EXERCISE OBJECTIVE:
Locate all lines in the data below that hold "Start" and show them.

(Stored data)
begin

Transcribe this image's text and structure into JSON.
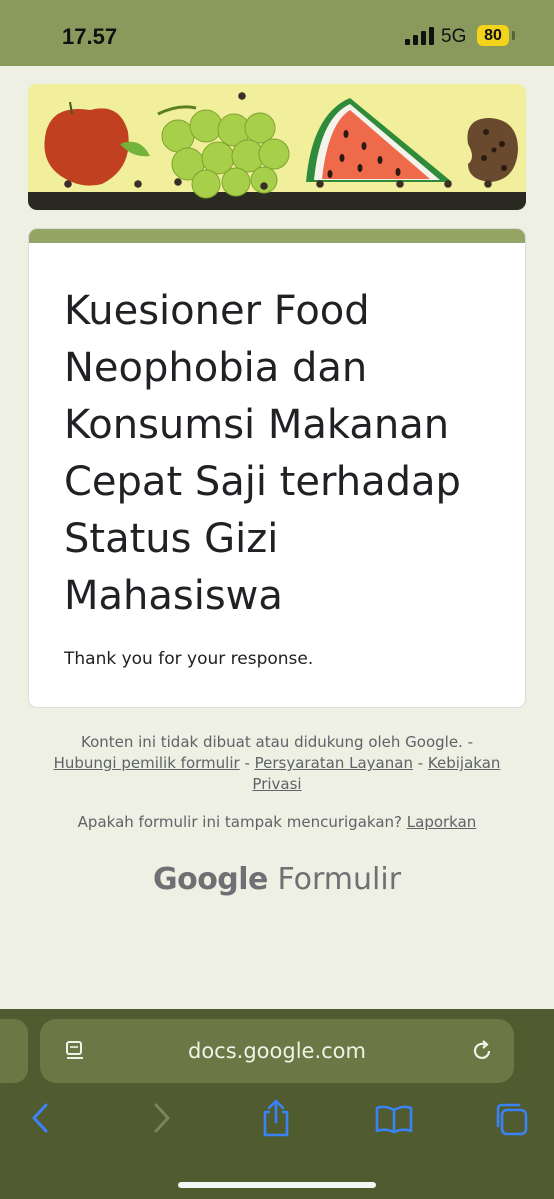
{
  "status_bar": {
    "time": "17.57",
    "network": "5G",
    "battery": "80"
  },
  "form": {
    "title": "Kuesioner Food Neophobia dan Konsumsi Makanan Cepat Saji terhadap Status Gizi Mahasiswa",
    "confirmation": "Thank you for your response."
  },
  "footer": {
    "disclaimer": "Konten ini tidak dibuat atau didukung oleh Google. -",
    "link_contact": "Hubungi pemilik formulir",
    "sep1": " - ",
    "link_terms": "Persyaratan Layanan",
    "sep2": " - ",
    "link_privacy": "Kebijakan Privasi",
    "report_question": "Apakah formulir ini tampak mencurigakan?",
    "report_link": "Laporkan",
    "brand_google": "Google",
    "brand_product": "Formulir"
  },
  "browser": {
    "url": "docs.google.com"
  },
  "colors": {
    "theme": "#94a566",
    "status_bar": "#8a9a5c",
    "toolbar": "#505b2f",
    "link_blue": "#3a82f6"
  },
  "icons": [
    "signal-icon",
    "battery-icon",
    "reader-icon",
    "reload-icon",
    "back-icon",
    "forward-icon",
    "share-icon",
    "bookmarks-icon",
    "tabs-icon"
  ]
}
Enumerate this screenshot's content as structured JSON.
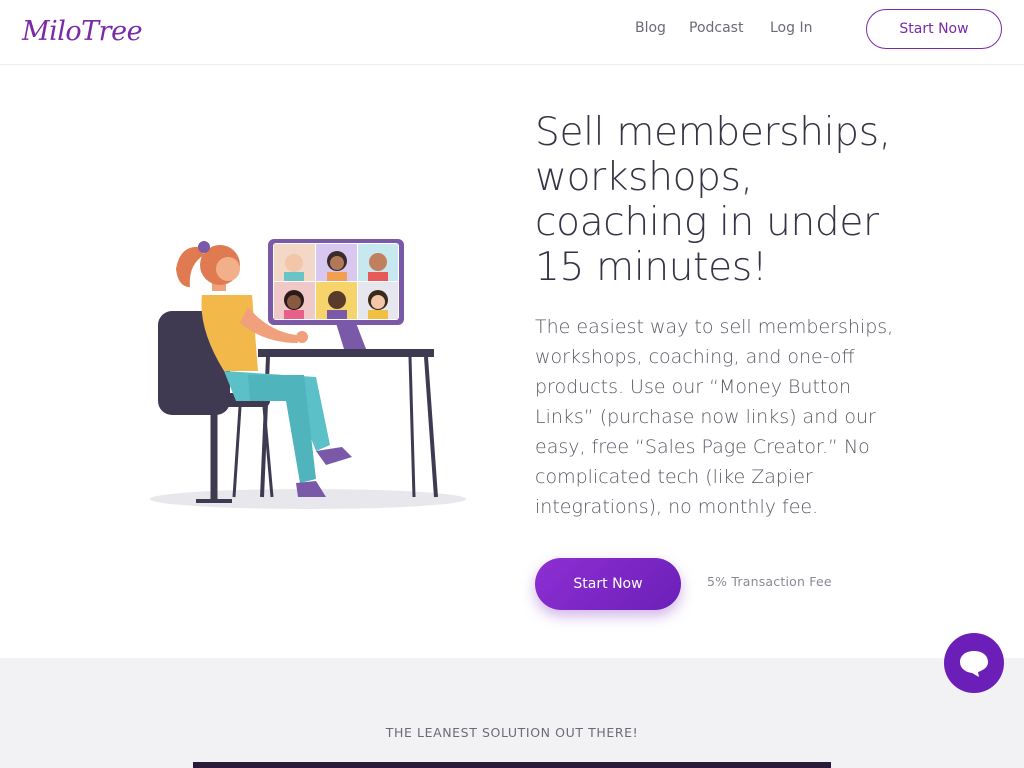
{
  "header": {
    "logo_text": "MiloTree",
    "nav": {
      "blog": "Blog",
      "podcast": "Podcast",
      "login": "Log In"
    },
    "cta_label": "Start Now"
  },
  "hero": {
    "title": "Sell memberships, workshops, coaching in under 15 minutes!",
    "description": "The easiest way to sell memberships, workshops, coaching, and one-off products. Use our “Money Button Links” (purchase now links) and our easy, free “Sales Page Creator.” No complicated tech (like Zapier integrations), no monthly fee.",
    "cta_label": "Start Now",
    "fee_note": "5% Transaction Fee",
    "illustration": "woman-at-desk-video-call-illustration"
  },
  "lower_section": {
    "caption": "THE LEANEST SOLUTION OUT THERE!"
  },
  "chat": {
    "icon": "chat-bubble-icon"
  },
  "colors": {
    "brand_purple": "#7a2aa8",
    "button_purple": "#8e2fd3",
    "text_dark": "#343446",
    "lower_bg": "#f2f2f5"
  }
}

end

OUTPUT OF THE TASK:
    "cta_label": "Start Now"
    "cta_label": "Start Now",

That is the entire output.